***** Dataset content
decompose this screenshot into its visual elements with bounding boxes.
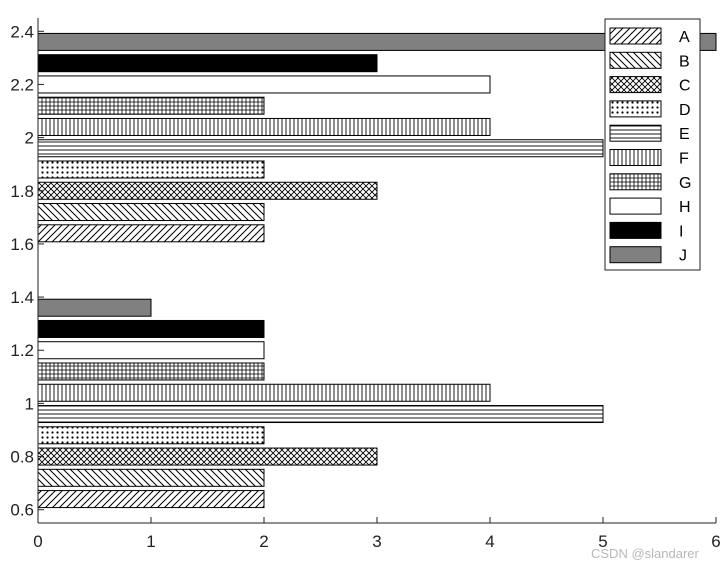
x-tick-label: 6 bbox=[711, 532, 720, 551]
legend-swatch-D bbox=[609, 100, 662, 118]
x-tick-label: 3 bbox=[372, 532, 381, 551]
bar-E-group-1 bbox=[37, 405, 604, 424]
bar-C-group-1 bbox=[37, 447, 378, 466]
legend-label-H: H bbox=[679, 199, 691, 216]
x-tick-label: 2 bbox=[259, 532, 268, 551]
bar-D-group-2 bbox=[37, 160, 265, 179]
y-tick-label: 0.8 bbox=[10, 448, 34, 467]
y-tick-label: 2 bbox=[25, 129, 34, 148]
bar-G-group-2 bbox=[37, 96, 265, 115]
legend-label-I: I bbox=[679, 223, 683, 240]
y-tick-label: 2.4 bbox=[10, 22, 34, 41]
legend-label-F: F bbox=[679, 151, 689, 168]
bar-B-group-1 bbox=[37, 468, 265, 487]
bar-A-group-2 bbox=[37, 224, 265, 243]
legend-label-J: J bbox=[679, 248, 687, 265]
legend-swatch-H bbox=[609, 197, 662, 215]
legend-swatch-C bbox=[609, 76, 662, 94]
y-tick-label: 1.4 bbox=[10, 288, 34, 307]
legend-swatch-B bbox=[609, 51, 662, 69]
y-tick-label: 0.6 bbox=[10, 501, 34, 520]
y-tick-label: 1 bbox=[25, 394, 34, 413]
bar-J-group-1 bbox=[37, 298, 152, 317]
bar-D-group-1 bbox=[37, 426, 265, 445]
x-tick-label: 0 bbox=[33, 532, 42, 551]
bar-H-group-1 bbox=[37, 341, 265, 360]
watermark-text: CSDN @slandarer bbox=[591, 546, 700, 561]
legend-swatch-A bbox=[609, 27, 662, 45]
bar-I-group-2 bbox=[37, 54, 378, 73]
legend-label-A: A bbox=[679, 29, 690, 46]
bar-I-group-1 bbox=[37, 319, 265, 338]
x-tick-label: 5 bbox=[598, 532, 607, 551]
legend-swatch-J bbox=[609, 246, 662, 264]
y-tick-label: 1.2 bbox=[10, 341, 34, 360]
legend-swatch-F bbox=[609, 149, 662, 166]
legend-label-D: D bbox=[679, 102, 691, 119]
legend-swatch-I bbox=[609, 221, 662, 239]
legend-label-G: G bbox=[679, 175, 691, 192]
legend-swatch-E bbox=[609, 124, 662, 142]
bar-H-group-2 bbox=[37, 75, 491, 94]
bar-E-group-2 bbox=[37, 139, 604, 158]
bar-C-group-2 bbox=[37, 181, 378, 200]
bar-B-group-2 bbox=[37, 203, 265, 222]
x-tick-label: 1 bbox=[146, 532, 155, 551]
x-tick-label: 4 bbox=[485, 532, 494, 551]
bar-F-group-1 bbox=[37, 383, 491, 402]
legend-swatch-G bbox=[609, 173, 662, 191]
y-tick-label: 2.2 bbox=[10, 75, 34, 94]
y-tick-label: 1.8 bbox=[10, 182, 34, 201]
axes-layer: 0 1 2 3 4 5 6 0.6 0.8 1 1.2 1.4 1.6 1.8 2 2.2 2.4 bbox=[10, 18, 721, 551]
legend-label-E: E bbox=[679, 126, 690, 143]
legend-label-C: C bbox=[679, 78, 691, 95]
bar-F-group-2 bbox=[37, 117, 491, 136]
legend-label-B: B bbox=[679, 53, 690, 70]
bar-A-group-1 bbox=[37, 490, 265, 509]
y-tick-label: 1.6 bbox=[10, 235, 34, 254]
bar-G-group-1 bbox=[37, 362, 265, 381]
**********
***** Dataset content
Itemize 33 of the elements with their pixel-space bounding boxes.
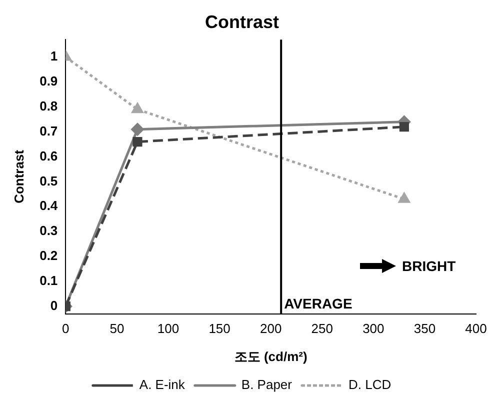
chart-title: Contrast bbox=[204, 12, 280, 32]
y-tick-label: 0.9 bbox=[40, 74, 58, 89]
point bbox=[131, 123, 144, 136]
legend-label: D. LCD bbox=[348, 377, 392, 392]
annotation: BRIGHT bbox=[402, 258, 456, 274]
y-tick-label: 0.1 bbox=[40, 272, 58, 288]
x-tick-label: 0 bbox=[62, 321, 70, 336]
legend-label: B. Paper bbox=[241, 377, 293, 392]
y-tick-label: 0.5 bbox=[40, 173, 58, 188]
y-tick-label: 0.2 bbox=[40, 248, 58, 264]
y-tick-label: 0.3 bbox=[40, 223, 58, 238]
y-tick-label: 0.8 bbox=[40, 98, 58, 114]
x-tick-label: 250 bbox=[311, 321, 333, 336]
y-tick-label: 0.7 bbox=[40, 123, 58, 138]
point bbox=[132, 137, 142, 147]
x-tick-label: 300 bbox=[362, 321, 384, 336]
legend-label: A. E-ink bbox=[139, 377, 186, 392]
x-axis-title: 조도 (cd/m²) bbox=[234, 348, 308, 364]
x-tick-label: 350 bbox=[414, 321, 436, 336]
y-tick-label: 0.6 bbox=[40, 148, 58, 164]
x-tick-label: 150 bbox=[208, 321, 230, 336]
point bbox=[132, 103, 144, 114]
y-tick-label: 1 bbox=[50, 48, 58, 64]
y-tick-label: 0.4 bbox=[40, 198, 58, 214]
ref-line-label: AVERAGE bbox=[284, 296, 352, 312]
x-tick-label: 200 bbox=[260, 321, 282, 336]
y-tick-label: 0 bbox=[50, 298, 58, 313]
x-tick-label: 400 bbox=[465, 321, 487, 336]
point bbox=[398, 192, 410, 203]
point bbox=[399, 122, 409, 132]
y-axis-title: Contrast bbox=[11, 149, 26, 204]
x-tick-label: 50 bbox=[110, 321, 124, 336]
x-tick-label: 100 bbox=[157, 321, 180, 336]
**********
** Your instructions **
Copy verbatim the lines of the records above, from the line with "x-tick-label: 6 bbox=[711, 532, 720, 551]" up to and including the line with "bar-B-group-1 bbox=[37, 468, 265, 487]".

** Answer for the task **
x-tick-label: 6 bbox=[711, 532, 720, 551]
legend-swatch-D bbox=[609, 100, 662, 118]
x-tick-label: 3 bbox=[372, 532, 381, 551]
bar-E-group-1 bbox=[37, 405, 604, 424]
bar-C-group-1 bbox=[37, 447, 378, 466]
legend-label-H: H bbox=[679, 199, 691, 216]
x-tick-label: 2 bbox=[259, 532, 268, 551]
bar-D-group-2 bbox=[37, 160, 265, 179]
y-tick-label: 0.8 bbox=[10, 448, 34, 467]
y-tick-label: 2 bbox=[25, 129, 34, 148]
bar-G-group-2 bbox=[37, 96, 265, 115]
legend-label-I: I bbox=[679, 223, 683, 240]
y-tick-label: 2.4 bbox=[10, 22, 34, 41]
legend-label-F: F bbox=[679, 151, 689, 168]
bar-B-group-1 bbox=[37, 468, 265, 487]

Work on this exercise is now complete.